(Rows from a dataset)
◇ ◇ ◇ ◇ ◇ ◇ ◇

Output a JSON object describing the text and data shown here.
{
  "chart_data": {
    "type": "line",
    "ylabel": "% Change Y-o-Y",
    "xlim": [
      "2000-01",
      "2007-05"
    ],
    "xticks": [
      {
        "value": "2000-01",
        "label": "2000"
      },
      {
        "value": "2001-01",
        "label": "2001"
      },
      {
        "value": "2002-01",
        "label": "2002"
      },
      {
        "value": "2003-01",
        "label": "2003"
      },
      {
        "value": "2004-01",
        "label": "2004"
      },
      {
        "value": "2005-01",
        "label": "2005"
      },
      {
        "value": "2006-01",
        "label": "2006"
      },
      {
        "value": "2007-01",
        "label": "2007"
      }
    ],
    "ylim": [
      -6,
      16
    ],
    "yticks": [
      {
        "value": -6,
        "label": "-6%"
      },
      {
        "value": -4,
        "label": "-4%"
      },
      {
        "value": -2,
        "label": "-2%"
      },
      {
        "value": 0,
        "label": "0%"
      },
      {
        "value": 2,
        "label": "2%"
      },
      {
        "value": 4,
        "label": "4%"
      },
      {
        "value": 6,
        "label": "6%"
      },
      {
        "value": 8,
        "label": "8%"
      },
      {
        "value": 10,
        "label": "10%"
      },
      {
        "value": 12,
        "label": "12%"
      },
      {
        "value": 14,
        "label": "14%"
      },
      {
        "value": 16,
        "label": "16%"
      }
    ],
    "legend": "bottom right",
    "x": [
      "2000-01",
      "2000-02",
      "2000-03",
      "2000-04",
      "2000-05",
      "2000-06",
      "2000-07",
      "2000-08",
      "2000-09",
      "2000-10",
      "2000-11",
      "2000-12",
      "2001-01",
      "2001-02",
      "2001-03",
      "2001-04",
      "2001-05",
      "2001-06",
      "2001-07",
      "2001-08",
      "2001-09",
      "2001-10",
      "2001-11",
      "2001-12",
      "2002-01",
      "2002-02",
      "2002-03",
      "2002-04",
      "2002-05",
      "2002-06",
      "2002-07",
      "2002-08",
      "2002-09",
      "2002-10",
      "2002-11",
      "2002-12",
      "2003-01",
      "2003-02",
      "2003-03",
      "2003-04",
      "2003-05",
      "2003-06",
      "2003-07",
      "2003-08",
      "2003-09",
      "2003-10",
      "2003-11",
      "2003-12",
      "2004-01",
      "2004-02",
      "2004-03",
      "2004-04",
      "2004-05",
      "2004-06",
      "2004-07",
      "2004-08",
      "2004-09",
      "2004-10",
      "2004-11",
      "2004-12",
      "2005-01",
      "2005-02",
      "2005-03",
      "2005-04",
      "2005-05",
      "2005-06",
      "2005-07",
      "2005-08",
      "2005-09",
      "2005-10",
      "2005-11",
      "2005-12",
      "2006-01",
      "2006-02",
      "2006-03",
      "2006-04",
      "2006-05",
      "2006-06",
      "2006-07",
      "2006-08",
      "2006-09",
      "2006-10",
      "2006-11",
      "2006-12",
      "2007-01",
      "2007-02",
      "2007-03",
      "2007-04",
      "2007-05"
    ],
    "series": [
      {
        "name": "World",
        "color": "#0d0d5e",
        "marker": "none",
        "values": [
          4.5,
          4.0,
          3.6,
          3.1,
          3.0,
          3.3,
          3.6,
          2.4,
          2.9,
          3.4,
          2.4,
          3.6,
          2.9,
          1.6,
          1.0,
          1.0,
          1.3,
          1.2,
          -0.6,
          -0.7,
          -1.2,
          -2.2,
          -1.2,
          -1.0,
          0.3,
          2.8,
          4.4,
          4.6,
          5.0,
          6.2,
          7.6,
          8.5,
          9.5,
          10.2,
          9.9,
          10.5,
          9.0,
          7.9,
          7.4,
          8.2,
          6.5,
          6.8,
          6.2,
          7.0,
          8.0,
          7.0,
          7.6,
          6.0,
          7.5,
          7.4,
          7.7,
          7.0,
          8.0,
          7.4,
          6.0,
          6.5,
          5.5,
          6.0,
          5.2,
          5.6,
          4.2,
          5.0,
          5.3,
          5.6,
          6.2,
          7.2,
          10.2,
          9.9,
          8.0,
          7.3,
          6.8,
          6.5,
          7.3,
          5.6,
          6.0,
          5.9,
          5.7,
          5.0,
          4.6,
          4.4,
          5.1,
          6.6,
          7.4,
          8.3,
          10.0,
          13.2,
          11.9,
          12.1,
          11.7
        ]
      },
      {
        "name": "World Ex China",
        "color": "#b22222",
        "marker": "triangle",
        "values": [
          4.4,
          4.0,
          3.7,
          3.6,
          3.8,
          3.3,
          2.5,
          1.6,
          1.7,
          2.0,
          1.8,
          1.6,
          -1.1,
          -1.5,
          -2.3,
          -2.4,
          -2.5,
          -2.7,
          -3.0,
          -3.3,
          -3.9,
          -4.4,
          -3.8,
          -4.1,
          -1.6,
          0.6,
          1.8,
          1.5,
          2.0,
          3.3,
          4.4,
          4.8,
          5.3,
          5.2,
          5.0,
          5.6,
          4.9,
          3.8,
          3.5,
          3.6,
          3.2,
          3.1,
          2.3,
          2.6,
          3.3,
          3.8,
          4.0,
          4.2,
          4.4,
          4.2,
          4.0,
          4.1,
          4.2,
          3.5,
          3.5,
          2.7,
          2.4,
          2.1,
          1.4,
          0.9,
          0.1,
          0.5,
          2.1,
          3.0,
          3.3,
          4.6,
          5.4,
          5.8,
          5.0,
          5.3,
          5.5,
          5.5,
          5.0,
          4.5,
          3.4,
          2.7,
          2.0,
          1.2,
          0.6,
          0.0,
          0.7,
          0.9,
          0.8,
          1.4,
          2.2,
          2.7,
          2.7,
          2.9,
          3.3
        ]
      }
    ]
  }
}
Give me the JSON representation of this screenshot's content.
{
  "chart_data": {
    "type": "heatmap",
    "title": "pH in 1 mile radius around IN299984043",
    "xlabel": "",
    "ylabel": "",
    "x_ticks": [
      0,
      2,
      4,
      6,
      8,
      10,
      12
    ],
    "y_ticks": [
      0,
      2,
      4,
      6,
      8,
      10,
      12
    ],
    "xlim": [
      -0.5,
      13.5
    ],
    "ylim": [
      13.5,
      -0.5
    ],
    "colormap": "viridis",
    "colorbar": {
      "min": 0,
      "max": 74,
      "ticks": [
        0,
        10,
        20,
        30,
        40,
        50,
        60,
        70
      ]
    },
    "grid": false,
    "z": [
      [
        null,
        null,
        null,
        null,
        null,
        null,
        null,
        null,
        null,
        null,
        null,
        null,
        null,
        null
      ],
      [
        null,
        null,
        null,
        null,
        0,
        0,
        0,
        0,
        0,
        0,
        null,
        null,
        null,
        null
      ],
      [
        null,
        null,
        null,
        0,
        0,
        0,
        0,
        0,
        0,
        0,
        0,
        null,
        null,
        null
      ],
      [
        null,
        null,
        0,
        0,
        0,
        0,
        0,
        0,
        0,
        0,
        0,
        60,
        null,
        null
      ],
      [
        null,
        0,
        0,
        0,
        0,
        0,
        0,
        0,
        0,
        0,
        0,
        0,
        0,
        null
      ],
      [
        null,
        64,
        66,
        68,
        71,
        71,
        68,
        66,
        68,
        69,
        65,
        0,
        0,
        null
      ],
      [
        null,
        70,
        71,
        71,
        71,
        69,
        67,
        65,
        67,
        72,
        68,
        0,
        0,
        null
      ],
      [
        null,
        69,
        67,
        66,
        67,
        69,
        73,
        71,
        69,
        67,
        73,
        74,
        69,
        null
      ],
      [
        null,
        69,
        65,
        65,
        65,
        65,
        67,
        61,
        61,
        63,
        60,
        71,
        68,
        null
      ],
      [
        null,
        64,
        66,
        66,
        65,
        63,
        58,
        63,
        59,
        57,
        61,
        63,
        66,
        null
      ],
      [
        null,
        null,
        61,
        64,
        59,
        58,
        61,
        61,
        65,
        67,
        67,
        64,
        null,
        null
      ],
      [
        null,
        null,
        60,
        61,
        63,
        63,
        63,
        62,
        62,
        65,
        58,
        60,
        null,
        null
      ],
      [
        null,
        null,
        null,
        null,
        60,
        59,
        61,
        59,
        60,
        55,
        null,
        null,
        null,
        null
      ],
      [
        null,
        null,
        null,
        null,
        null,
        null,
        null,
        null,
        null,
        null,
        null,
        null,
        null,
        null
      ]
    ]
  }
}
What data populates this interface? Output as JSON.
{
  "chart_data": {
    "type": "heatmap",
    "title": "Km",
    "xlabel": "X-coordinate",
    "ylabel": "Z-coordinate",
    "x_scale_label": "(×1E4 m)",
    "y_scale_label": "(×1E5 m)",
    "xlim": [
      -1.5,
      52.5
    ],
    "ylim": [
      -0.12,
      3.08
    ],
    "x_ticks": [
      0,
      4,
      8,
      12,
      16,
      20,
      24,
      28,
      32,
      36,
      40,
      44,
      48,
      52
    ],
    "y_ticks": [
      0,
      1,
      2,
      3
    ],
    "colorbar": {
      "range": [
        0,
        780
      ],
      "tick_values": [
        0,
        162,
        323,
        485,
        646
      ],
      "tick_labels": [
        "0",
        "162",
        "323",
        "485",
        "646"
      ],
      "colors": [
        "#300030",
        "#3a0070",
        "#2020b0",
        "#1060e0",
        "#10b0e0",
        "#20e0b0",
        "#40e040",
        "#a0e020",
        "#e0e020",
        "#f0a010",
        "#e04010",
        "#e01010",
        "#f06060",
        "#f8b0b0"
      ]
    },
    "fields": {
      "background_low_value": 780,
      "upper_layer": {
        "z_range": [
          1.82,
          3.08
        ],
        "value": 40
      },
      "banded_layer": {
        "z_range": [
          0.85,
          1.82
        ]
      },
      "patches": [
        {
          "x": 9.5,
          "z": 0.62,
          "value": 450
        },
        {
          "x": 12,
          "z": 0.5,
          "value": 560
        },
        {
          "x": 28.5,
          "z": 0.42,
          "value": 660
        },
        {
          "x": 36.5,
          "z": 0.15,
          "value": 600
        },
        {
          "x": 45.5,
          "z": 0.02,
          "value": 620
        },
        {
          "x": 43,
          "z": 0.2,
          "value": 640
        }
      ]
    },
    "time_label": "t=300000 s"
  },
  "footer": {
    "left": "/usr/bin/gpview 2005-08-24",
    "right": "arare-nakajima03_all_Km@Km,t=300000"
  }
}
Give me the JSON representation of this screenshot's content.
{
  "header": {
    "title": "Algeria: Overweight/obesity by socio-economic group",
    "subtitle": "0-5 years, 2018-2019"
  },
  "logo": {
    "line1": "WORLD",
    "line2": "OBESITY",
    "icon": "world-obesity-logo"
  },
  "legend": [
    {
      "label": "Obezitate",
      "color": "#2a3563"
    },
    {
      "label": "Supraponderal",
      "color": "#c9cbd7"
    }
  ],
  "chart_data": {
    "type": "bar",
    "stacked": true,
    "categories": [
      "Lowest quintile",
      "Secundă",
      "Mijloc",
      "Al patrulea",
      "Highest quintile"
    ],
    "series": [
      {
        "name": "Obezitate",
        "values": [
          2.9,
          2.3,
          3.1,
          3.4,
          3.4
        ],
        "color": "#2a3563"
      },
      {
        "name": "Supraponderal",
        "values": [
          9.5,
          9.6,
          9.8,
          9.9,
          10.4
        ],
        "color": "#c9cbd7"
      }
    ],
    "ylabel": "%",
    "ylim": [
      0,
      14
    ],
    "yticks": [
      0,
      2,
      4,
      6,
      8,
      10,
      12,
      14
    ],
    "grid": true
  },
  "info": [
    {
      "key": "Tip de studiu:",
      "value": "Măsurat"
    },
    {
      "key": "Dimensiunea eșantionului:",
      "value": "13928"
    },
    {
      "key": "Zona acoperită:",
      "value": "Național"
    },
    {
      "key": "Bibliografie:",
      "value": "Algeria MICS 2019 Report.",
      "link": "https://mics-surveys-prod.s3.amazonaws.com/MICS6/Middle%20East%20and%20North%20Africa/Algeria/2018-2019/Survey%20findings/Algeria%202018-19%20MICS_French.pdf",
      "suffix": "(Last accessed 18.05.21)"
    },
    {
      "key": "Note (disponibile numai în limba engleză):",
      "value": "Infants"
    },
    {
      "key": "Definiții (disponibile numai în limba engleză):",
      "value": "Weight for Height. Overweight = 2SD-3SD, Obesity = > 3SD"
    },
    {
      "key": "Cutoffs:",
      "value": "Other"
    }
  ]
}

◇ ◇ ◇ ◇ ◇ ◇ ◇

WHAT YOU HAVE TO DO:
Only lines with the word "right" are wanted, so copy each one from the records.

SOLUTION FOR THIS TASK:
    "legend": "bottom right",
    "right": "arare-nakajima03_all_Km@Km,t=300000"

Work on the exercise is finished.